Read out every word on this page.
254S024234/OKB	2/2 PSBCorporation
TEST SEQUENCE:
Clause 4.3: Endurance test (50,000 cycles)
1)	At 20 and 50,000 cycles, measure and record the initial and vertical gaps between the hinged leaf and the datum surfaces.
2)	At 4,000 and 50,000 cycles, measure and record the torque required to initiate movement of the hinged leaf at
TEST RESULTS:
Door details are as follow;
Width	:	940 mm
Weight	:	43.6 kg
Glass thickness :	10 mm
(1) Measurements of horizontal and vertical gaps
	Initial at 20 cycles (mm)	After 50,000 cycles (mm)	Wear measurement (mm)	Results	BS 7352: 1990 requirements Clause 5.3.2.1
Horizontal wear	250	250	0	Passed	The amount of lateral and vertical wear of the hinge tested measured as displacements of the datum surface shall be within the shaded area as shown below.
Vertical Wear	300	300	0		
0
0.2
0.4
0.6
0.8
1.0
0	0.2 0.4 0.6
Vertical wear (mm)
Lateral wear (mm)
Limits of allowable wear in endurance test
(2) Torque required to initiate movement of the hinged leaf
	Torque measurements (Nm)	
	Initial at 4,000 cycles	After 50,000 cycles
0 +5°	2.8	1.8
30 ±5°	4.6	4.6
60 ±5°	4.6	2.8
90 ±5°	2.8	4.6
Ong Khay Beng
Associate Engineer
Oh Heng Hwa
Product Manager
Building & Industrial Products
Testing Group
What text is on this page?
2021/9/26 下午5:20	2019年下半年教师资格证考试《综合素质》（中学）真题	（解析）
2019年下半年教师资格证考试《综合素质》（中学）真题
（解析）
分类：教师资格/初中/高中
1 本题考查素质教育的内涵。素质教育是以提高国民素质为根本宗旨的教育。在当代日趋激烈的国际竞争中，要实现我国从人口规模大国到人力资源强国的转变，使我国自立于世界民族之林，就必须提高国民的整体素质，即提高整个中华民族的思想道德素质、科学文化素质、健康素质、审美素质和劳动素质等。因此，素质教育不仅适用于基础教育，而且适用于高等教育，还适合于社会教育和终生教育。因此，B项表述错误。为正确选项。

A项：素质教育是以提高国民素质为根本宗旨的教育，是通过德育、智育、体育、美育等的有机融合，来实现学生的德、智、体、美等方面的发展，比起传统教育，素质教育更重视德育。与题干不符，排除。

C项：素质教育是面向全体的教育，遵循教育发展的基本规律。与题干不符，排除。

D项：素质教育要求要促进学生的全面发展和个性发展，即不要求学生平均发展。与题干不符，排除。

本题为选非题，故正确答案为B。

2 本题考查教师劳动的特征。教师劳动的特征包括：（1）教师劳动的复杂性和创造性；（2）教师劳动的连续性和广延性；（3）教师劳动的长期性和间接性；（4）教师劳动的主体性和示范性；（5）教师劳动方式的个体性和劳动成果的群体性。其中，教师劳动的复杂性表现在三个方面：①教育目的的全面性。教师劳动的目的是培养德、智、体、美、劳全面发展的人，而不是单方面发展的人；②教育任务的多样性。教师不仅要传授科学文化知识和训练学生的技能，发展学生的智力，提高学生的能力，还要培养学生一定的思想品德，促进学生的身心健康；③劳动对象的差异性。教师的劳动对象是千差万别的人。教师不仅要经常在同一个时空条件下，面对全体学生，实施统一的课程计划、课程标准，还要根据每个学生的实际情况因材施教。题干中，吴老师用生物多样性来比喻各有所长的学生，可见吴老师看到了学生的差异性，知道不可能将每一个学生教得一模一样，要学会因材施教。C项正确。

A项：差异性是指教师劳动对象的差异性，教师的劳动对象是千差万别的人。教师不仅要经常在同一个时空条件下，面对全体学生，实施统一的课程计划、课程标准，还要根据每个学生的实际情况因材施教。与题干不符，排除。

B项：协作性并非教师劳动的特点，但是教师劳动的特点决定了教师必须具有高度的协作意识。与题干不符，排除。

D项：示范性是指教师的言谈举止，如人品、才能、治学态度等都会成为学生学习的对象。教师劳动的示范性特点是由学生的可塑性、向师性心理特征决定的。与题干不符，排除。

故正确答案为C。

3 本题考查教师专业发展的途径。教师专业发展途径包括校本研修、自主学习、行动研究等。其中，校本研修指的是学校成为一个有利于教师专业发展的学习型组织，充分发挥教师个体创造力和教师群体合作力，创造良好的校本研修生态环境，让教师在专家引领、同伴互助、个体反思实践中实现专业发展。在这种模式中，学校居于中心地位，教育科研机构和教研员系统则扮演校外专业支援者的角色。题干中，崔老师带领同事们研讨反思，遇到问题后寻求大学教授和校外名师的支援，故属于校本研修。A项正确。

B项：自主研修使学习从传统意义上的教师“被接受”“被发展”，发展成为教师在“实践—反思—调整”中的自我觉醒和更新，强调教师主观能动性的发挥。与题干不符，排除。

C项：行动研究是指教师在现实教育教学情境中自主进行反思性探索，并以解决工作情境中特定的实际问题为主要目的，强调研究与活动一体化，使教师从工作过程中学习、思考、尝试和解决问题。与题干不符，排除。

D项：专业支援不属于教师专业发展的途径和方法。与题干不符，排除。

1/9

==============================

OBJECTIVE:
Exactly reproduce all of the entries above.

SOLUTION TO THE PROBLEM:
Read out every word on this page.
254S024234/OKB	2/2 PSBCorporation
TEST SEQUENCE:
Clause 4.3: Endurance test (50,000 cycles)
1)	At 20 and 50,000 cycles, measure and record the initial and vertical gaps between the hinged leaf and the datum surfaces.
2)	At 4,000 and 50,000 cycles, measure and record the torque required to initiate movement of the hinged leaf at
TEST RESULTS:
Door details are as follow;
Width	:	940 mm
Weight	:	43.6 kg
Glass thickness :	10 mm
(1) Measurements of horizontal and vertical gaps
	Initial at 20 cycles (mm)	After 50,000 cycles (mm)	Wear measurement (mm)	Results	BS 7352: 1990 requirements Clause 5.3.2.1
Horizontal wear	250	250	0	Passed	The amount of lateral and vertical wear of the hinge tested measured as displacements of the datum surface shall be within the shaded area as shown below.
Vertical Wear	300	300	0		
0
0.2
0.4
0.6
0.8
1.0
0	0.2 0.4 0.6
Vertical wear (mm)
Lateral wear (mm)
Limits of allowable wear in endurance test
(2) Torque required to initiate movement of the hinged leaf
	Torque measurements (Nm)	
	Initial at 4,000 cycles	After 50,000 cycles
0 +5°	2.8	1.8
30 ±5°	4.6	4.6
60 ±5°	4.6	2.8
90 ±5°	2.8	4.6
Ong Khay Beng
Associate Engineer
Oh Heng Hwa
Product Manager
Building & Industrial Products
Testing Group
What text is on this page?
2021/9/26 下午5:20	2019年下半年教师资格证考试《综合素质》（中学）真题	（解析）
2019年下半年教师资格证考试《综合素质》（中学）真题
（解析）
分类：教师资格/初中/高中
1 本题考查素质教育的内涵。素质教育是以提高国民素质为根本宗旨的教育。在当代日趋激烈的国际竞争中，要实现我国从人口规模大国到人力资源强国的转变，使我国自立于世界民族之林，就必须提高国民的整体素质，即提高整个中华民族的思想道德素质、科学文化素质、健康素质、审美素质和劳动素质等。因此，素质教育不仅适用于基础教育，而且适用于高等教育，还适合于社会教育和终生教育。因此，B项表述错误。为正确选项。

A项：素质教育是以提高国民素质为根本宗旨的教育，是通过德育、智育、体育、美育等的有机融合，来实现学生的德、智、体、美等方面的发展，比起传统教育，素质教育更重视德育。与题干不符，排除。

C项：素质教育是面向全体的教育，遵循教育发展的基本规律。与题干不符，排除。

D项：素质教育要求要促进学生的全面发展和个性发展，即不要求学生平均发展。与题干不符，排除。

本题为选非题，故正确答案为B。

2 本题考查教师劳动的特征。教师劳动的特征包括：（1）教师劳动的复杂性和创造性；（2）教师劳动的连续性和广延性；（3）教师劳动的长期性和间接性；（4）教师劳动的主体性和示范性；（5）教师劳动方式的个体性和劳动成果的群体性。其中，教师劳动的复杂性表现在三个方面：①教育目的的全面性。教师劳动的目的是培养德、智、体、美、劳全面发展的人，而不是单方面发展的人；②教育任务的多样性。教师不仅要传授科学文化知识和训练学生的技能，发展学生的智力，提高学生的能力，还要培养学生一定的思想品德，促进学生的身心健康；③劳动对象的差异性。教师的劳动对象是千差万别的人。教师不仅要经常在同一个时空条件下，面对全体学生，实施统一的课程计划、课程标准，还要根据每个学生的实际情况因材施教。题干中，吴老师用生物多样性来比喻各有所长的学生，可见吴老师看到了学生的差异性，知道不可能将每一个学生教得一模一样，要学会因材施教。C项正确。

A项：差异性是指教师劳动对象的差异性，教师的劳动对象是千差万别的人。教师不仅要经常在同一个时空条件下，面对全体学生，实施统一的课程计划、课程标准，还要根据每个学生的实际情况因材施教。与题干不符，排除。

B项：协作性并非教师劳动的特点，但是教师劳动的特点决定了教师必须具有高度的协作意识。与题干不符，排除。

D项：示范性是指教师的言谈举止，如人品、才能、治学态度等都会成为学生学习的对象。教师劳动的示范性特点是由学生的可塑性、向师性心理特征决定的。与题干不符，排除。

故正确答案为C。

3 本题考查教师专业发展的途径。教师专业发展途径包括校本研修、自主学习、行动研究等。其中，校本研修指的是学校成为一个有利于教师专业发展的学习型组织，充分发挥教师个体创造力和教师群体合作力，创造良好的校本研修生态环境，让教师在专家引领、同伴互助、个体反思实践中实现专业发展。在这种模式中，学校居于中心地位，教育科研机构和教研员系统则扮演校外专业支援者的角色。题干中，崔老师带领同事们研讨反思，遇到问题后寻求大学教授和校外名师的支援，故属于校本研修。A项正确。

B项：自主研修使学习从传统意义上的教师“被接受”“被发展”，发展成为教师在“实践—反思—调整”中的自我觉醒和更新，强调教师主观能动性的发挥。与题干不符，排除。

C项：行动研究是指教师在现实教育教学情境中自主进行反思性探索，并以解决工作情境中特定的实际问题为主要目的，强调研究与活动一体化，使教师从工作过程中学习、思考、尝试和解决问题。与题干不符，排除。

D项：专业支援不属于教师专业发展的途径和方法。与题干不符，排除。

1/9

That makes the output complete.